--- START ---

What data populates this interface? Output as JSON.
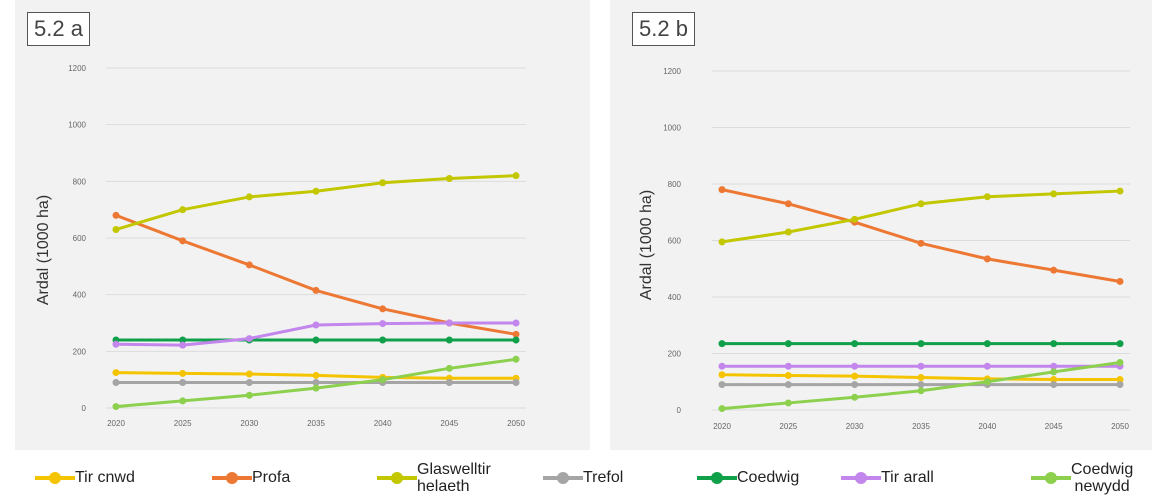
{
  "panels": [
    {
      "label": "5.2 a"
    },
    {
      "label": "5.2 b"
    }
  ],
  "legend": [
    {
      "name": "Tir cnwd",
      "color": "#f5c400"
    },
    {
      "name": "Profa",
      "color": "#ec7834"
    },
    {
      "name": "Glaswelltir\nhelaeth",
      "color": "#c2c700"
    },
    {
      "name": "Trefol",
      "color": "#a5a5a5"
    },
    {
      "name": "Coedwig",
      "color": "#10a04a"
    },
    {
      "name": "Tir arall",
      "color": "#c286ec"
    },
    {
      "name": "Coedwig\nnewydd",
      "color": "#8cd04e"
    }
  ],
  "chart_data": [
    {
      "type": "line",
      "ylabel": "Ardal (1000 ha)",
      "ylim": [
        0,
        1200
      ],
      "yticks": [
        0,
        200,
        400,
        600,
        800,
        1000,
        1200
      ],
      "x": [
        2020,
        2025,
        2030,
        2035,
        2040,
        2045,
        2050
      ],
      "grid": true,
      "series": [
        {
          "name": "Tir cnwd",
          "color": "#f5c400",
          "values": [
            125,
            122,
            120,
            115,
            108,
            105,
            105
          ]
        },
        {
          "name": "Profa",
          "color": "#ec7834",
          "values": [
            680,
            590,
            505,
            415,
            350,
            300,
            260
          ]
        },
        {
          "name": "Glaswelltir helaeth",
          "color": "#c2c700",
          "values": [
            630,
            700,
            745,
            765,
            795,
            810,
            820
          ]
        },
        {
          "name": "Trefol",
          "color": "#a5a5a5",
          "values": [
            90,
            90,
            90,
            90,
            90,
            90,
            90
          ]
        },
        {
          "name": "Coedwig",
          "color": "#10a04a",
          "values": [
            240,
            240,
            240,
            240,
            240,
            240,
            240
          ]
        },
        {
          "name": "Tir arall",
          "color": "#c286ec",
          "values": [
            225,
            222,
            245,
            293,
            298,
            300,
            300
          ]
        },
        {
          "name": "Coedwig newydd",
          "color": "#8cd04e",
          "values": [
            5,
            25,
            45,
            70,
            100,
            140,
            172
          ]
        }
      ]
    },
    {
      "type": "line",
      "ylabel": "Ardal (1000 ha)",
      "ylim": [
        0,
        1200
      ],
      "yticks": [
        0,
        200,
        400,
        600,
        800,
        1000,
        1200
      ],
      "x": [
        2020,
        2025,
        2030,
        2035,
        2040,
        2045,
        2050
      ],
      "grid": true,
      "series": [
        {
          "name": "Tir cnwd",
          "color": "#f5c400",
          "values": [
            125,
            122,
            120,
            115,
            110,
            108,
            108
          ]
        },
        {
          "name": "Profa",
          "color": "#ec7834",
          "values": [
            780,
            730,
            665,
            590,
            535,
            495,
            455
          ]
        },
        {
          "name": "Glaswelltir helaeth",
          "color": "#c2c700",
          "values": [
            595,
            630,
            675,
            730,
            755,
            765,
            775
          ]
        },
        {
          "name": "Trefol",
          "color": "#a5a5a5",
          "values": [
            90,
            90,
            90,
            90,
            90,
            90,
            90
          ]
        },
        {
          "name": "Coedwig",
          "color": "#10a04a",
          "values": [
            235,
            235,
            235,
            235,
            235,
            235,
            235
          ]
        },
        {
          "name": "Tir arall",
          "color": "#c286ec",
          "values": [
            155,
            155,
            155,
            155,
            155,
            155,
            155
          ]
        },
        {
          "name": "Coedwig newydd",
          "color": "#8cd04e",
          "values": [
            5,
            25,
            45,
            68,
            100,
            135,
            168
          ]
        }
      ]
    }
  ]
}
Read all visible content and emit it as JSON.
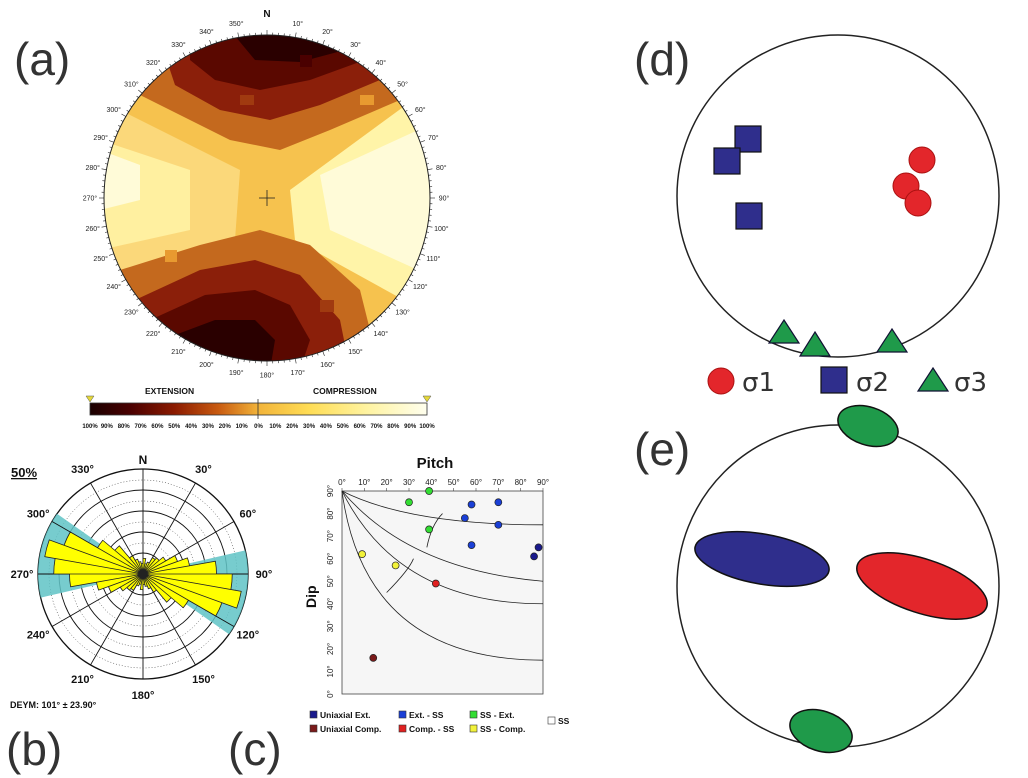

--- END ---

■ PROBLEM TO SOLVE
List each line in the listing that contains the string "JSON".

■ EXPECTED ANSWER
What data populates this interface? Output as JSON.
Read all visible content and emit it as JSON.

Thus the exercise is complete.